Instructions to follow
Write out the entries again exactly as they are given.

Data for this exercise
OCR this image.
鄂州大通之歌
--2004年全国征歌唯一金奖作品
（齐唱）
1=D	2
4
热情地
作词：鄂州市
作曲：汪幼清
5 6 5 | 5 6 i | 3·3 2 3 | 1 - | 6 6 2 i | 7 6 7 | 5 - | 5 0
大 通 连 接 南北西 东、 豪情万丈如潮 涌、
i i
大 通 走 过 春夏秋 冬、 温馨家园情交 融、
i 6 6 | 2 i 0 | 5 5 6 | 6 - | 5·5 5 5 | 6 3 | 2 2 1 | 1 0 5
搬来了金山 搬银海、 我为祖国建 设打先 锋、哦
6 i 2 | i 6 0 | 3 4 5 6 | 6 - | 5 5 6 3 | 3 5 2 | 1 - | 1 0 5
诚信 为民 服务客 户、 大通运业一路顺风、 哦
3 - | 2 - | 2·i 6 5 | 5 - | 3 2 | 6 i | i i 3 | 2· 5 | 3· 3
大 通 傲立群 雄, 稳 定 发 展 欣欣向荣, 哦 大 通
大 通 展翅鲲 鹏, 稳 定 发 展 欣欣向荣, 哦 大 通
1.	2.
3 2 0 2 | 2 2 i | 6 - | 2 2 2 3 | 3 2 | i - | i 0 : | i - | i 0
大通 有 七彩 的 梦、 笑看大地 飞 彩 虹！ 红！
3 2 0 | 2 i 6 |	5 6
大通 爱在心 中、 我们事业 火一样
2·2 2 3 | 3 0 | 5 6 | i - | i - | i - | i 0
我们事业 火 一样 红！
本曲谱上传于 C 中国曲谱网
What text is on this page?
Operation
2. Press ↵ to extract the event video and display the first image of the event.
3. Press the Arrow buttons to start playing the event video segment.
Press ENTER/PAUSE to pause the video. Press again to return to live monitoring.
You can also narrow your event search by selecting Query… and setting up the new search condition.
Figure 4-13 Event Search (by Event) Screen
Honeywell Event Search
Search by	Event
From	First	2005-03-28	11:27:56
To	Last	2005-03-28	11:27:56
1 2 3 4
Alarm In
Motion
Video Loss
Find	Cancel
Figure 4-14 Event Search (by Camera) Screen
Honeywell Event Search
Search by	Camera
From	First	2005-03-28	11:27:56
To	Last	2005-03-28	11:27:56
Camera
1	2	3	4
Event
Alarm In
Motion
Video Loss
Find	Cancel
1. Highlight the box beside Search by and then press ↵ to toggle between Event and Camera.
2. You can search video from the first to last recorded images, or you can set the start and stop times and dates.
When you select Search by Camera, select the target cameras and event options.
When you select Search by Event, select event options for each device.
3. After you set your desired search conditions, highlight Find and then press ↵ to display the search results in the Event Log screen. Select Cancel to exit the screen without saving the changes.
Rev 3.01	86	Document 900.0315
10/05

Reply
OCR this image.
鄂州大通之歌
--2004年全国征歌唯一金奖作品
（齐唱）
1=D	2
4
热情地
作词：鄂州市
作曲：汪幼清
5 6 5 | 5 6 i | 3·3 2 3 | 1 - | 6 6 2 i | 7 6 7 | 5 - | 5 0
大 通 连 接 南北西 东、 豪情万丈如潮 涌、
i i
大 通 走 过 春夏秋 冬、 温馨家园情交 融、
i 6 6 | 2 i 0 | 5 5 6 | 6 - | 5·5 5 5 | 6 3 | 2 2 1 | 1 0 5
搬来了金山 搬银海、 我为祖国建 设打先 锋、哦
6 i 2 | i 6 0 | 3 4 5 6 | 6 - | 5 5 6 3 | 3 5 2 | 1 - | 1 0 5
诚信 为民 服务客 户、 大通运业一路顺风、 哦
3 - | 2 - | 2·i 6 5 | 5 - | 3 2 | 6 i | i i 3 | 2· 5 | 3· 3
大 通 傲立群 雄, 稳 定 发 展 欣欣向荣, 哦 大 通
大 通 展翅鲲 鹏, 稳 定 发 展 欣欣向荣, 哦 大 通
1.	2.
3 2 0 2 | 2 2 i | 6 - | 2 2 2 3 | 3 2 | i - | i 0 : | i - | i 0
大通 有 七彩 的 梦、 笑看大地 飞 彩 虹！ 红！
3 2 0 | 2 i 6 |	5 6
大通 爱在心 中、 我们事业 火一样
2·2 2 3 | 3 0 | 5 6 | i - | i - | i - | i 0
我们事业 火 一样 红！
本曲谱上传于 C 中国曲谱网
What text is on this page?
Operation
2. Press ↵ to extract the event video and display the first image of the event.
3. Press the Arrow buttons to start playing the event video segment.
Press ENTER/PAUSE to pause the video. Press again to return to live monitoring.
You can also narrow your event search by selecting Query… and setting up the new search condition.
Figure 4-13 Event Search (by Event) Screen
Honeywell Event Search
Search by	Event
From	First	2005-03-28	11:27:56
To	Last	2005-03-28	11:27:56
1 2 3 4
Alarm In
Motion
Video Loss
Find	Cancel
Figure 4-14 Event Search (by Camera) Screen
Honeywell Event Search
Search by	Camera
From	First	2005-03-28	11:27:56
To	Last	2005-03-28	11:27:56
Camera
1	2	3	4
Event
Alarm In
Motion
Video Loss
Find	Cancel
1. Highlight the box beside Search by and then press ↵ to toggle between Event and Camera.
2. You can search video from the first to last recorded images, or you can set the start and stop times and dates.
When you select Search by Camera, select the target cameras and event options.
When you select Search by Event, select event options for each device.
3. After you set your desired search conditions, highlight Find and then press ↵ to display the search results in the Event Log screen. Select Cancel to exit the screen without saving the changes.
Rev 3.01	86	Document 900.0315
10/05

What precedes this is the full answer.